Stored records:
================================

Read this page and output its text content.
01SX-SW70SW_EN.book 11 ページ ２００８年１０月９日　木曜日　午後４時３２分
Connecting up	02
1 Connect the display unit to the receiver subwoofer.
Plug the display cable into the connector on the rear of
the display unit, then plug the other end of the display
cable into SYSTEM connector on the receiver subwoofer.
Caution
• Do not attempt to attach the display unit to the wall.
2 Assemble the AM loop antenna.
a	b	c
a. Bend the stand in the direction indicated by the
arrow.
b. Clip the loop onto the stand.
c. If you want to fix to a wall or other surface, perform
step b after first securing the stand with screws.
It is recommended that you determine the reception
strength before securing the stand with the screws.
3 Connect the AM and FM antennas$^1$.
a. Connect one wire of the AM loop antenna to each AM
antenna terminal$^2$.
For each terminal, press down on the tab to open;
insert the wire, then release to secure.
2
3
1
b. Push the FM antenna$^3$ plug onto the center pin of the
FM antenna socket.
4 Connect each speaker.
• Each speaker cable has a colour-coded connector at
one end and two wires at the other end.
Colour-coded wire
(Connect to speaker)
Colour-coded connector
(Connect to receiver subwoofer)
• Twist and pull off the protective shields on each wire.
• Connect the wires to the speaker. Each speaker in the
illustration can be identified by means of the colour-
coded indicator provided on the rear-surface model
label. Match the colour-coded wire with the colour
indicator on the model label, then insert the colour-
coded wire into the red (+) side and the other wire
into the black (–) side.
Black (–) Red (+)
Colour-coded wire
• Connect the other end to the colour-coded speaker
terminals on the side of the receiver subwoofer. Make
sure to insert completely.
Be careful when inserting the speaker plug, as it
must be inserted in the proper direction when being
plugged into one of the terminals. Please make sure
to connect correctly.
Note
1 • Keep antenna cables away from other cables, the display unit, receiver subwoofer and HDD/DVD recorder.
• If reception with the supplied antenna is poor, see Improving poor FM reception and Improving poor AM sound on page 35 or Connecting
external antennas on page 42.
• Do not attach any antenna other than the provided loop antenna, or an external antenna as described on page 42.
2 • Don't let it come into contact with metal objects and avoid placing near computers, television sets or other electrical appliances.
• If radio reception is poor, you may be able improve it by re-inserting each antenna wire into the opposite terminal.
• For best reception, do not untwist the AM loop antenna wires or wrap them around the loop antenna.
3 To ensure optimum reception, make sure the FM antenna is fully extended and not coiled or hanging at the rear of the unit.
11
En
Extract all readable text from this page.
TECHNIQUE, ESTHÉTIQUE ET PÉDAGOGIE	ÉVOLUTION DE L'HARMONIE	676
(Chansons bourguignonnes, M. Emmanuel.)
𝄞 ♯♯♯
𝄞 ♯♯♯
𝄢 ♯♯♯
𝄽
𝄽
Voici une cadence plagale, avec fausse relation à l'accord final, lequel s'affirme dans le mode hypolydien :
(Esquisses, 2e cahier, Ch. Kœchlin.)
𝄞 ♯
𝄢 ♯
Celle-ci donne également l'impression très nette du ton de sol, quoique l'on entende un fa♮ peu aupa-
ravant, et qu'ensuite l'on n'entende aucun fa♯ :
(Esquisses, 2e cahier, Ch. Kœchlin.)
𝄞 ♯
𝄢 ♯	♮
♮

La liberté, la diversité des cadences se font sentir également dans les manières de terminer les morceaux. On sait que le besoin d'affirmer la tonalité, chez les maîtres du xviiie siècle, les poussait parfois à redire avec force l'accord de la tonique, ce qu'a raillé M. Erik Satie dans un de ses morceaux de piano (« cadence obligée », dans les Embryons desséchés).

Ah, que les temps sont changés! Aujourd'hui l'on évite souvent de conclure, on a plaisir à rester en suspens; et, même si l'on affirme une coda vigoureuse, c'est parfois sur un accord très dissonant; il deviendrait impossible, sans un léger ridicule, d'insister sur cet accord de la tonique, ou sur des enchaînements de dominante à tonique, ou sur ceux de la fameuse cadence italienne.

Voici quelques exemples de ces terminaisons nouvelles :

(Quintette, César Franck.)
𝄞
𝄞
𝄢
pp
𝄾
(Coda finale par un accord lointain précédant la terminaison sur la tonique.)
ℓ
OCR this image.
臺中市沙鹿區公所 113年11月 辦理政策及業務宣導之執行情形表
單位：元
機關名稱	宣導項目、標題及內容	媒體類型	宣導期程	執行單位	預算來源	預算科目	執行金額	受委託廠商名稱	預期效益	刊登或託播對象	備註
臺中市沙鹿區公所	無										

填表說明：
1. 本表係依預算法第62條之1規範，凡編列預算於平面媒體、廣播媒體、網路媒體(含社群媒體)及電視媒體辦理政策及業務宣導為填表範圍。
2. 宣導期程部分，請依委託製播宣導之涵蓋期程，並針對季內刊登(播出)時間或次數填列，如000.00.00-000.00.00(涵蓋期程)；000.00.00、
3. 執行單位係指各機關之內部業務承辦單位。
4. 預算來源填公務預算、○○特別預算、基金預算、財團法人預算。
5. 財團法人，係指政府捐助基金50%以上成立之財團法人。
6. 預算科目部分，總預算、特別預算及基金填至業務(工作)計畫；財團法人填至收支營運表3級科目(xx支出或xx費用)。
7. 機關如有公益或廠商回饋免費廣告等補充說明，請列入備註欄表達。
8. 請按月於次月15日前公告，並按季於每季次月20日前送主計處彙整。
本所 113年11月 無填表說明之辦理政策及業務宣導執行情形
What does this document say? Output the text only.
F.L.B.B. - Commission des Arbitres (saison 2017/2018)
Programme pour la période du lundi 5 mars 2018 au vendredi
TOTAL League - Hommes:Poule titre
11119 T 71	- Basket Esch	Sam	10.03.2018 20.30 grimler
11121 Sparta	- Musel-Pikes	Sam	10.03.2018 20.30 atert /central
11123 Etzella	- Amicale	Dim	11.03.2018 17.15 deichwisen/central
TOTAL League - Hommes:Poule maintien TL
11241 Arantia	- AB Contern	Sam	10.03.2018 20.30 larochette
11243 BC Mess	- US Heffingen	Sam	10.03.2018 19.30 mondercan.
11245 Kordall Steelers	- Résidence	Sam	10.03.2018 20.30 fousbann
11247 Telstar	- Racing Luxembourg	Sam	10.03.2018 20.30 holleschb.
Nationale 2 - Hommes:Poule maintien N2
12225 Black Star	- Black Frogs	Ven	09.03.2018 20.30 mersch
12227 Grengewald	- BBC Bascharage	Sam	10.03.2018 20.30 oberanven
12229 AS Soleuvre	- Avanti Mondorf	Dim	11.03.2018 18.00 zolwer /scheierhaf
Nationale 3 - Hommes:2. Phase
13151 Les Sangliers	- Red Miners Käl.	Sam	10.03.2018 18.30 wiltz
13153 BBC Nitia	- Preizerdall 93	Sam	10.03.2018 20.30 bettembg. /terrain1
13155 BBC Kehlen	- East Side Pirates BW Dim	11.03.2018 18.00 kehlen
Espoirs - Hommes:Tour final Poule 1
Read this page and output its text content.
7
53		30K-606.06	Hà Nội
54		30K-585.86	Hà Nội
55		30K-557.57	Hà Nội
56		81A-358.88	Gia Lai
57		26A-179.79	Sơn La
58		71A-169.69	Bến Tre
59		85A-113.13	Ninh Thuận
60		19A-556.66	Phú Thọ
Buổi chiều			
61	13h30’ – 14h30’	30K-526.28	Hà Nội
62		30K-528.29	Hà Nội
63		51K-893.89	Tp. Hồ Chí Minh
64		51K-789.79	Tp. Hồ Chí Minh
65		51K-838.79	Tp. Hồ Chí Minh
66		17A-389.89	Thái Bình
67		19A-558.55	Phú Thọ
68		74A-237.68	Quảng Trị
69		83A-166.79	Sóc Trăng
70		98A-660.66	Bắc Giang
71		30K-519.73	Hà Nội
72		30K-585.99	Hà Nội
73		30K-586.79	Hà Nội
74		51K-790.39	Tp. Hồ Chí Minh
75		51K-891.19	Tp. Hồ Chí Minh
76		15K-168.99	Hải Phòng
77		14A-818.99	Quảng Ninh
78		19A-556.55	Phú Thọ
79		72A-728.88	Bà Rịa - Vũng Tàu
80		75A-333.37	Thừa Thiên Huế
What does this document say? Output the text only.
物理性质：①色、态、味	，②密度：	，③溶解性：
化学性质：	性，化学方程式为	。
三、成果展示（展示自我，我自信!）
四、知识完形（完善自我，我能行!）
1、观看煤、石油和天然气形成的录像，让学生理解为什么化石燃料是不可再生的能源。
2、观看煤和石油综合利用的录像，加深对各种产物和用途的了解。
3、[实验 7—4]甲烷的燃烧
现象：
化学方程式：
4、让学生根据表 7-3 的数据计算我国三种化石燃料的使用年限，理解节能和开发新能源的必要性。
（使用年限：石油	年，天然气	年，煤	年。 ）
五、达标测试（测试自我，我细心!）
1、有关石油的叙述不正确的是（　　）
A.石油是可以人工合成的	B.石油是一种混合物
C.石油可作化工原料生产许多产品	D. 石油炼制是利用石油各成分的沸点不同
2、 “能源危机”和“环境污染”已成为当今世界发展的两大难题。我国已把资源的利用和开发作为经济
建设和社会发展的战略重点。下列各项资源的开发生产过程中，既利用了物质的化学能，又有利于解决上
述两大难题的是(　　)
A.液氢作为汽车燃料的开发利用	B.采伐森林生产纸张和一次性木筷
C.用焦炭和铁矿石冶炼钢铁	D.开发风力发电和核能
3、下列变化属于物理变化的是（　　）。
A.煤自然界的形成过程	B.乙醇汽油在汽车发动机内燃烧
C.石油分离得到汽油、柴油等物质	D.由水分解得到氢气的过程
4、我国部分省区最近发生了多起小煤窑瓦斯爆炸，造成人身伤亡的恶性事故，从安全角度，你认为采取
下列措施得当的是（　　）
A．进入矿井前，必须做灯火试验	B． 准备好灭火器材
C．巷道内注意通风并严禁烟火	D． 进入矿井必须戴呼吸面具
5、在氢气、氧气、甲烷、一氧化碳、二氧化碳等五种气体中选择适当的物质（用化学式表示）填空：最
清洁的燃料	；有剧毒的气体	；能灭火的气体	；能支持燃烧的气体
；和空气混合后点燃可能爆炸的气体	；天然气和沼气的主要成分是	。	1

================================

→ **WHAT TO WORK ON**
Copy and report every line where the word "loop" is present.

→ **OUTPUT FOR THIS TASK**
2 Assemble the AM loop antenna.
b. Clip the loop onto the stand.
a. Connect one wire of the AM loop antenna to each AM
• Do not attach any antenna other than the provided loop antenna, or an external antenna as described on page 42.
• For best reception, do not untwist the AM loop antenna wires or wrap them around the loop antenna.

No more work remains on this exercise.